[Collected data entries]
════════

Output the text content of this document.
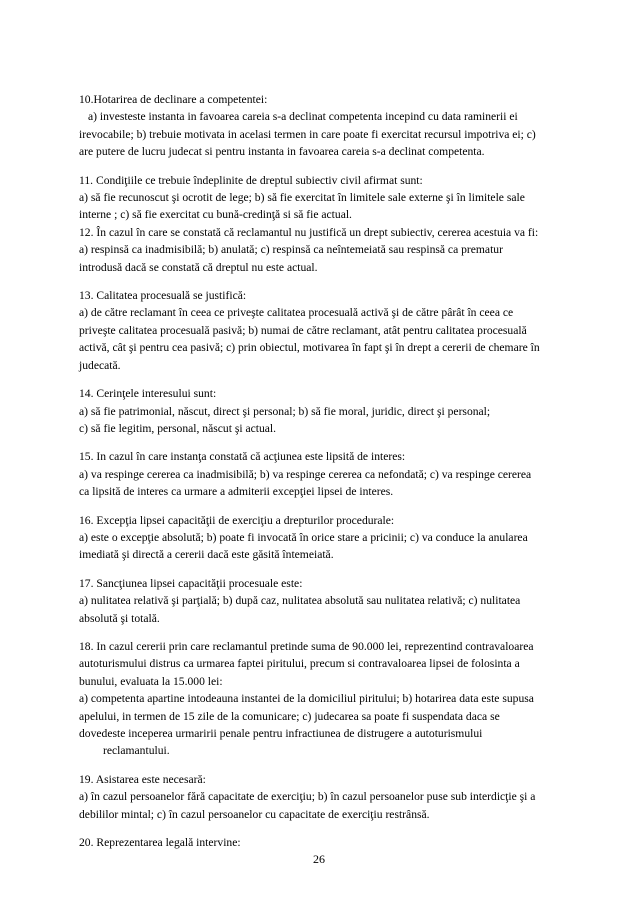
10.Hotarirea de declinare a competentei:

a) investeste instanta in favoarea careia s-a declinat competenta incepind cu data raminerii ei

irevocabile; b) trebuie motivata in acelasi termen in care poate fi exercitat recursul impotriva ei; c)

are putere de lucru judecat si pentru instanta in favoarea careia s-a declinat competenta.

11. Condiţiile ce trebuie îndeplinite de dreptul subiectiv civil afirmat sunt:

a) să fie recunoscut şi ocrotit de lege; b) să fie exercitat în limitele sale externe şi în limitele sale

interne ; c) să fie exercitat cu bună-credinţă si să fie actual.

12. În cazul în care se constată că reclamantul nu justifică un drept subiectiv, cererea acestuia va fi:

a) respinsă ca inadmisibilă; b) anulată; c) respinsă ca neîntemeiată sau respinsă ca prematur

introdusă dacă se constată că dreptul nu este actual.

13. Calitatea procesuală se justifică:

a) de către reclamant în ceea ce priveşte calitatea procesuală activă şi de către pârât în ceea ce

priveşte calitatea procesuală pasivă; b) numai de către reclamant, atât pentru calitatea procesuală

activă, cât şi pentru cea pasivă; c) prin obiectul, motivarea în fapt şi în drept a cererii de chemare în

judecată.

14. Cerinţele interesului sunt:

a) să fie patrimonial, născut, direct şi personal; b) să fie moral, juridic, direct şi personal;

c) să fie legitim, personal, născut şi actual.

15. In cazul în care instanţa constată că acţiunea este lipsită de interes:

a) va respinge cererea ca inadmisibilă; b) va respinge cererea ca nefondată; c) va respinge cererea

ca lipsită de interes ca urmare a admiterii excepţiei lipsei de interes.

16. Excepţia lipsei capacităţii de exerciţiu a drepturilor procedurale:

a) este o excepţie absolută; b) poate fi invocată în orice stare a pricinii; c) va conduce la anularea

imediată şi directă a cererii dacă este găsită întemeiată.

17. Sancţiunea lipsei capacităţii procesuale este:

a) nulitatea relativă şi parţială; b) după caz, nulitatea absolută sau nulitatea relativă; c) nulitatea

absolută şi totală.

18. In cazul cererii prin care reclamantul pretinde suma de 90.000 lei, reprezentind contravaloarea

autoturismului distrus ca urmarea faptei piritului, precum si contravaloarea lipsei de folosinta a

bunului, evaluata la 15.000 lei:

a) competenta apartine intodeauna instantei de la domiciliul piritului; b) hotarirea data este supusa

apelului, in termen de 15 zile de la comunicare; c) judecarea sa poate fi suspendata daca se

dovedeste inceperea urmaririi penale pentru infractiunea de distrugere a autoturismului

reclamantului.

19. Asistarea este necesară:

a) în cazul persoanelor fără capacitate de exerciţiu; b) în cazul persoanelor puse sub interdicţie şi a

debililor mintal; c) în cazul persoanelor cu capacitate de exerciţiu restrânsă.

20. Reprezentarea legală intervine:

26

════════

**What is expected**. Transcribe the whole listing exactly. Pictures stay out of your copy.

**Written solution**.
Output the text content of this document.
10.Hotarirea de declinare a competentei:

a) investeste instanta in favoarea careia s-a declinat competenta incepind cu data raminerii ei

irevocabile; b) trebuie motivata in acelasi termen in care poate fi exercitat recursul impotriva ei; c)

are putere de lucru judecat si pentru instanta in favoarea careia s-a declinat competenta.

11. Condiţiile ce trebuie îndeplinite de dreptul subiectiv civil afirmat sunt:

a) să fie recunoscut şi ocrotit de lege; b) să fie exercitat în limitele sale externe şi în limitele sale

interne ; c) să fie exercitat cu bună-credinţă si să fie actual.

12. În cazul în care se constată că reclamantul nu justifică un drept subiectiv, cererea acestuia va fi:

a) respinsă ca inadmisibilă; b) anulată; c) respinsă ca neîntemeiată sau respinsă ca prematur

introdusă dacă se constată că dreptul nu este actual.

13. Calitatea procesuală se justifică:

a) de către reclamant în ceea ce priveşte calitatea procesuală activă şi de către pârât în ceea ce

priveşte calitatea procesuală pasivă; b) numai de către reclamant, atât pentru calitatea procesuală

activă, cât şi pentru cea pasivă; c) prin obiectul, motivarea în fapt şi în drept a cererii de chemare în

judecată.

14. Cerinţele interesului sunt:

a) să fie patrimonial, născut, direct şi personal; b) să fie moral, juridic, direct şi personal;

c) să fie legitim, personal, născut şi actual.

15. In cazul în care instanţa constată că acţiunea este lipsită de interes:

a) va respinge cererea ca inadmisibilă; b) va respinge cererea ca nefondată; c) va respinge cererea

ca lipsită de interes ca urmare a admiterii excepţiei lipsei de interes.

16. Excepţia lipsei capacităţii de exerciţiu a drepturilor procedurale:

a) este o excepţie absolută; b) poate fi invocată în orice stare a pricinii; c) va conduce la anularea

imediată şi directă a cererii dacă este găsită întemeiată.

17. Sancţiunea lipsei capacităţii procesuale este:

a) nulitatea relativă şi parţială; b) după caz, nulitatea absolută sau nulitatea relativă; c) nulitatea

absolută şi totală.

18. In cazul cererii prin care reclamantul pretinde suma de 90.000 lei, reprezentind contravaloarea

autoturismului distrus ca urmarea faptei piritului, precum si contravaloarea lipsei de folosinta a

bunului, evaluata la 15.000 lei:

a) competenta apartine intodeauna instantei de la domiciliul piritului; b) hotarirea data este supusa

apelului, in termen de 15 zile de la comunicare; c) judecarea sa poate fi suspendata daca se

dovedeste inceperea urmaririi penale pentru infractiunea de distrugere a autoturismului

reclamantului.

19. Asistarea este necesară:

a) în cazul persoanelor fără capacitate de exerciţiu; b) în cazul persoanelor puse sub interdicţie şi a

debililor mintal; c) în cazul persoanelor cu capacitate de exerciţiu restrânsă.

20. Reprezentarea legală intervine:

26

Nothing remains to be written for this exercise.